## start

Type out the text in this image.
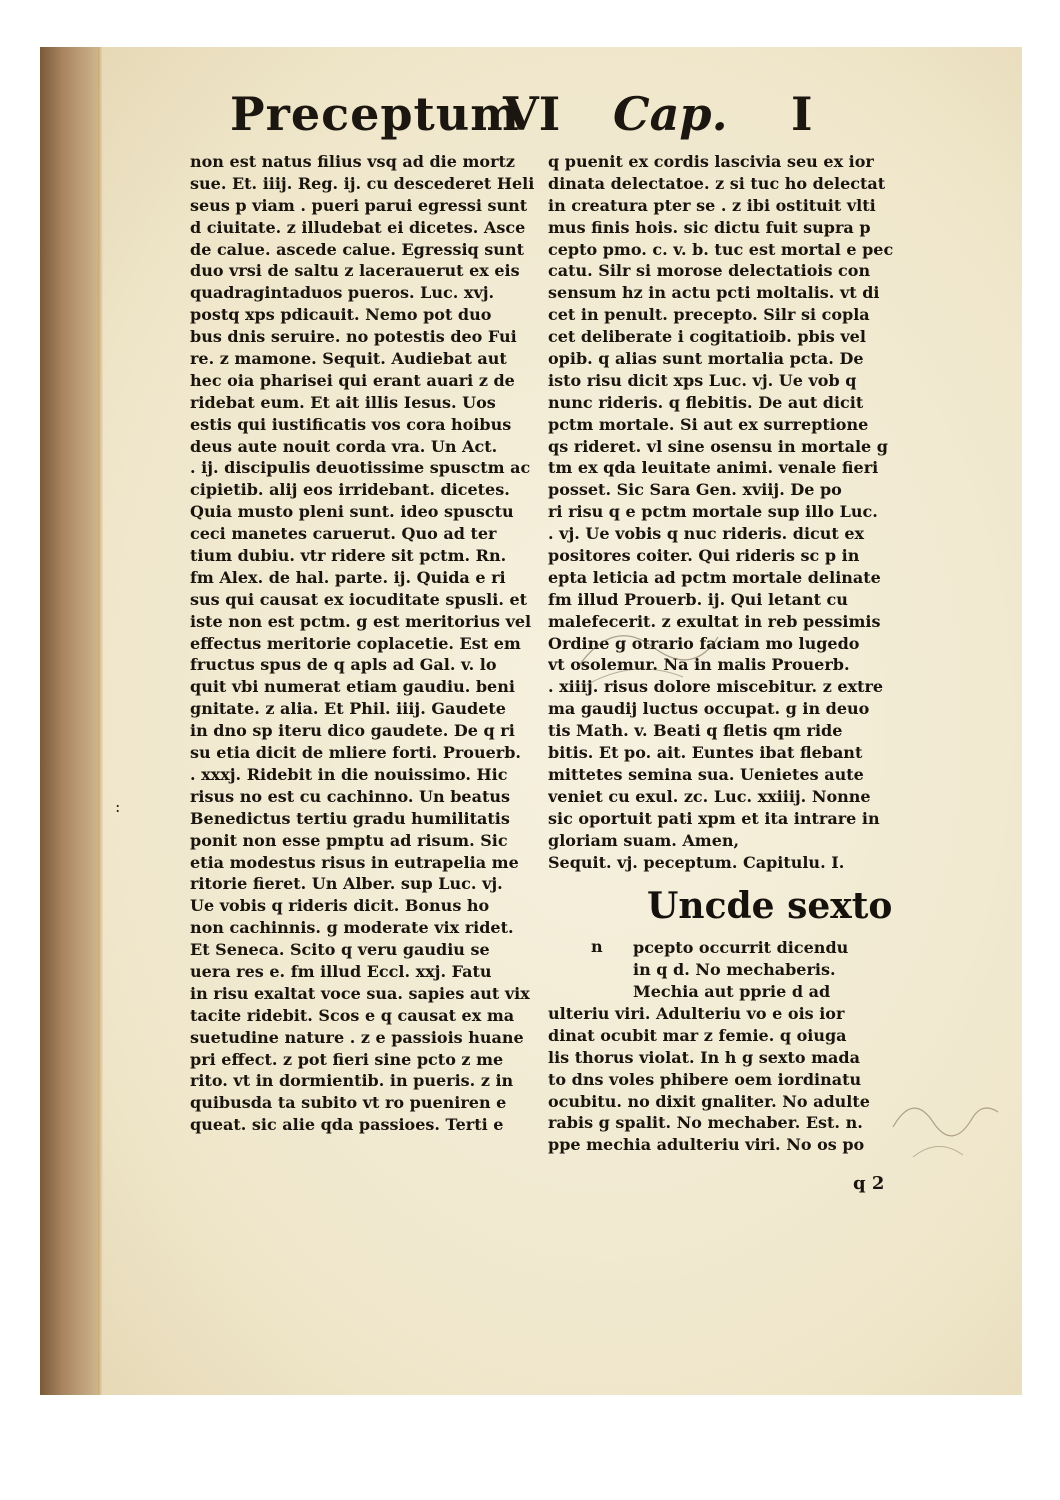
:
Preceptum
VI Cap. I
non est natus filius vsq ad die mortz
sue. Et. iiij. Reg. ij. cu descederet Heli
seus p viam . pueri parui egressi sunt
d ciuitate. z illudebat ei dicetes. Asce
de calue. ascede calue. Egressiq sunt
duo vrsi de saltu z lacerauerut ex eis
quadragintaduos pueros. Luc. xvj.
postq xps pdicauit. Nemo pot duo
bus dnis seruire. no potestis deo Fui
re. z mamone. Sequit. Audiebat aut
hec oia pharisei qui erant auari z de
ridebat eum. Et ait illis Iesus. Uos
estis qui iustificatis vos cora hoibus
deus aute nouit corda vra. Un Act.
. ij. discipulis deuotissime spusctm ac
cipietib. alij eos irridebant. dicetes.
Quia musto pleni sunt. ideo spusctu
ceci manetes caruerut. Quo ad ter
tium dubiu. vtr ridere sit pctm. Rn.
fm Alex. de hal. parte. ij. Quida e ri
sus qui causat ex iocuditate spusli. et
iste non est pctm. g est meritorius vel
effectus meritorie coplacetie. Est em
fructus spus de q apls ad Gal. v. lo
quit vbi numerat etiam gaudiu. beni
gnitate. z alia. Et Phil. iiij. Gaudete
in dno sp iteru dico gaudete. De q ri
su etia dicit de mliere forti. Prouerb.
. xxxj. Ridebit in die nouissimo. Hic
risus no est cu cachinno. Un beatus
Benedictus tertiu gradu humilitatis
ponit non esse pmptu ad risum. Sic
etia modestus risus in eutrapelia me
ritorie fieret. Un Alber. sup Luc. vj.
Ue vobis q rideris dicit. Bonus ho
non cachinnis. g moderate vix ridet.
Et Seneca. Scito q veru gaudiu se
uera res e. fm illud Eccl. xxj. Fatu
in risu exaltat voce sua. sapies aut vix
tacite ridebit. Scos e q causat ex ma
suetudine nature . z e passiois huane
pri effect. z pot fieri sine pcto z me
rito. vt in dormientib. in pueris. z in
quibusda ta subito vt ro pueniren e
queat. sic alie qda passioes. Terti e
q puenit ex cordis lascivia seu ex ior
dinata delectatoe. z si tuc ho delectat
in creatura pter se . z ibi ostituit vlti
mus finis hois. sic dictu fuit supra p
cepto pmo. c. v. b. tuc est mortal e pec
catu. Silr si morose delectatiois con
sensum hz in actu pcti moltalis. vt di
cet in penult. precepto. Silr si copla
cet deliberate i cogitatioib. pbis vel
opib. q alias sunt mortalia pcta. De
isto risu dicit xps Luc. vj. Ue vob q
nunc rideris. q flebitis. De aut dicit
pctm mortale. Si aut ex surreptione
qs rideret. vl sine osensu in mortale g
tm ex qda leuitate animi. venale fieri
posset. Sic Sara Gen. xviij. De po
ri risu q e pctm mortale sup illo Luc.
. vj. Ue vobis q nuc rideris. dicut ex
positores coiter. Qui rideris sc p in
epta leticia ad pctm mortale delinate
fm illud Prouerb. ij. Qui letant cu
malefecerit. z exultat in reb pessimis
Ordine g otrario faciam mo lugedo
vt osolemur. Na in malis Prouerb.
. xiiij. risus dolore miscebitur. z extre
ma gaudij luctus occupat. g in deuo
tis Math. v. Beati q fletis qm ride
bitis. Et po. ait. Euntes ibat flebant
mittetes semina sua. Uenietes aute
veniet cu exul. zc. Luc. xxiiij. Nonne
sic oportuit pati xpm et ita intrare in
gloriam suam. Amen,
Sequit. vj. peceptum. Capitulu. I.
Uncde sexto
n pcepto occurrit dicendu
in q d. No mechaberis.
Mechia aut pprie d ad
ulteriu viri. Adulteriu vo e ois ior
dinat ocubit mar z femie. q oiuga
lis thorus violat. In h g sexto mada
to dns voles phibere oem iordinatu
ocubitu. no dixit gnaliter. No adulte
rabis g spalit. No mechaber. Est. n.
ppe mechia adulteriu viri. No os po
q 2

## end

Exercise: Pictures are excluded; copy all other data exactly as shown.

Solution to this exercise:
Type out the text in this image.
:
Preceptum
VI Cap. I
non est natus filius vsq ad die mortz
sue. Et. iiij. Reg. ij. cu descederet Heli
seus p viam . pueri parui egressi sunt
d ciuitate. z illudebat ei dicetes. Asce
de calue. ascede calue. Egressiq sunt
duo vrsi de saltu z lacerauerut ex eis
quadragintaduos pueros. Luc. xvj.
postq xps pdicauit. Nemo pot duo
bus dnis seruire. no potestis deo Fui
re. z mamone. Sequit. Audiebat aut
hec oia pharisei qui erant auari z de
ridebat eum. Et ait illis Iesus. Uos
estis qui iustificatis vos cora hoibus
deus aute nouit corda vra. Un Act.
. ij. discipulis deuotissime spusctm ac
cipietib. alij eos irridebant. dicetes.
Quia musto pleni sunt. ideo spusctu
ceci manetes caruerut. Quo ad ter
tium dubiu. vtr ridere sit pctm. Rn.
fm Alex. de hal. parte. ij. Quida e ri
sus qui causat ex iocuditate spusli. et
iste non est pctm. g est meritorius vel
effectus meritorie coplacetie. Est em
fructus spus de q apls ad Gal. v. lo
quit vbi numerat etiam gaudiu. beni
gnitate. z alia. Et Phil. iiij. Gaudete
in dno sp iteru dico gaudete. De q ri
su etia dicit de mliere forti. Prouerb.
. xxxj. Ridebit in die nouissimo. Hic
risus no est cu cachinno. Un beatus
Benedictus tertiu gradu humilitatis
ponit non esse pmptu ad risum. Sic
etia modestus risus in eutrapelia me
ritorie fieret. Un Alber. sup Luc. vj.
Ue vobis q rideris dicit. Bonus ho
non cachinnis. g moderate vix ridet.
Et Seneca. Scito q veru gaudiu se
uera res e. fm illud Eccl. xxj. Fatu
in risu exaltat voce sua. sapies aut vix
tacite ridebit. Scos e q causat ex ma
suetudine nature . z e passiois huane
pri effect. z pot fieri sine pcto z me
rito. vt in dormientib. in pueris. z in
quibusda ta subito vt ro pueniren e
queat. sic alie qda passioes. Terti e
q puenit ex cordis lascivia seu ex ior
dinata delectatoe. z si tuc ho delectat
in creatura pter se . z ibi ostituit vlti
mus finis hois. sic dictu fuit supra p
cepto pmo. c. v. b. tuc est mortal e pec
catu. Silr si morose delectatiois con
sensum hz in actu pcti moltalis. vt di
cet in penult. precepto. Silr si copla
cet deliberate i cogitatioib. pbis vel
opib. q alias sunt mortalia pcta. De
isto risu dicit xps Luc. vj. Ue vob q
nunc rideris. q flebitis. De aut dicit
pctm mortale. Si aut ex surreptione
qs rideret. vl sine osensu in mortale g
tm ex qda leuitate animi. venale fieri
posset. Sic Sara Gen. xviij. De po
ri risu q e pctm mortale sup illo Luc.
. vj. Ue vobis q nuc rideris. dicut ex
positores coiter. Qui rideris sc p in
epta leticia ad pctm mortale delinate
fm illud Prouerb. ij. Qui letant cu
malefecerit. z exultat in reb pessimis
Ordine g otrario faciam mo lugedo
vt osolemur. Na in malis Prouerb.
. xiiij. risus dolore miscebitur. z extre
ma gaudij luctus occupat. g in deuo
tis Math. v. Beati q fletis qm ride
bitis. Et po. ait. Euntes ibat flebant
mittetes semina sua. Uenietes aute
veniet cu exul. zc. Luc. xxiiij. Nonne
sic oportuit pati xpm et ita intrare in
gloriam suam. Amen,
Sequit. vj. peceptum. Capitulu. I.
Uncde sexto
n pcepto occurrit dicendu
in q d. No mechaberis.
Mechia aut pprie d ad
ulteriu viri. Adulteriu vo e ois ior
dinat ocubit mar z femie. q oiuga
lis thorus violat. In h g sexto mada
to dns voles phibere oem iordinatu
ocubitu. no dixit gnaliter. No adulte
rabis g spalit. No mechaber. Est. n.
ppe mechia adulteriu viri. No os po
q 2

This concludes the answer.